> TASK TO CARRY OUT: Check each line of the listing for the string "title", then state how many lines have it. Only the number is wanted.

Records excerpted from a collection
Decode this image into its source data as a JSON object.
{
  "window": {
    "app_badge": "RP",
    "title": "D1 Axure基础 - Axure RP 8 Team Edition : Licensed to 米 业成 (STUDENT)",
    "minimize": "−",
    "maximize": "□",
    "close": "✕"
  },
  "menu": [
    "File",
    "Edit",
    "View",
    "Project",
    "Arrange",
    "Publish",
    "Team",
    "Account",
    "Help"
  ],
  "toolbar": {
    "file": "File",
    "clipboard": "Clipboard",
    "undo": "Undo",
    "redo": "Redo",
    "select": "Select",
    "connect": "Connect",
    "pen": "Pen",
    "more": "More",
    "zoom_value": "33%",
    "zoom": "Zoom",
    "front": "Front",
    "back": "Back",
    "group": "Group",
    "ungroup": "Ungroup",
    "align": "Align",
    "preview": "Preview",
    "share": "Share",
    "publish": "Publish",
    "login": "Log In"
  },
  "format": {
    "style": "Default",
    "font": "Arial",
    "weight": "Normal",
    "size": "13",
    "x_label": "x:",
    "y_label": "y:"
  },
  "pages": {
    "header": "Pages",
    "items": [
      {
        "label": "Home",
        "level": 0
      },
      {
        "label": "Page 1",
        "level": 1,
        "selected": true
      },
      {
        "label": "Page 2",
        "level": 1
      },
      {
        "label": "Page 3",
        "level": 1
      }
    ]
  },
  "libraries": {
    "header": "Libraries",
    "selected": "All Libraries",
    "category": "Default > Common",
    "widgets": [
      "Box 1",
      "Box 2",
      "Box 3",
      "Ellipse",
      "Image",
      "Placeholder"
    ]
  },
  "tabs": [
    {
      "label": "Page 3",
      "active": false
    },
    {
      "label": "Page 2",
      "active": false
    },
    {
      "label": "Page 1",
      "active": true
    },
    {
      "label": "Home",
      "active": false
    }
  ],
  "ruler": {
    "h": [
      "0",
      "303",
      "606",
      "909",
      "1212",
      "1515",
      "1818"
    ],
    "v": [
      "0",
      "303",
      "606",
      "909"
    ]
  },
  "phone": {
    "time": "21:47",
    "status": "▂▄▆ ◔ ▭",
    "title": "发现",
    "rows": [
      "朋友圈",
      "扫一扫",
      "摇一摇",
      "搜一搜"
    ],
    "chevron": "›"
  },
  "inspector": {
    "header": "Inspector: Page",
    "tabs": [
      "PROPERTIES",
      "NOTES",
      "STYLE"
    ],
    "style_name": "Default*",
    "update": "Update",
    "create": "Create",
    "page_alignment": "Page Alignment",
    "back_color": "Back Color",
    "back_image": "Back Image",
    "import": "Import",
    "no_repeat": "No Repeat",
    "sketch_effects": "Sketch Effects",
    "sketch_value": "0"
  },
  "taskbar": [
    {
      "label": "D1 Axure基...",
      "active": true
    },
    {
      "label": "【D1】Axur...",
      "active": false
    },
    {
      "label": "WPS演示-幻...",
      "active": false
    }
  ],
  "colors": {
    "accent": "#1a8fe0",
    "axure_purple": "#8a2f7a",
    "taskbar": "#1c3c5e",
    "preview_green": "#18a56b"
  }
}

> EXERCISE RESPONSE: 2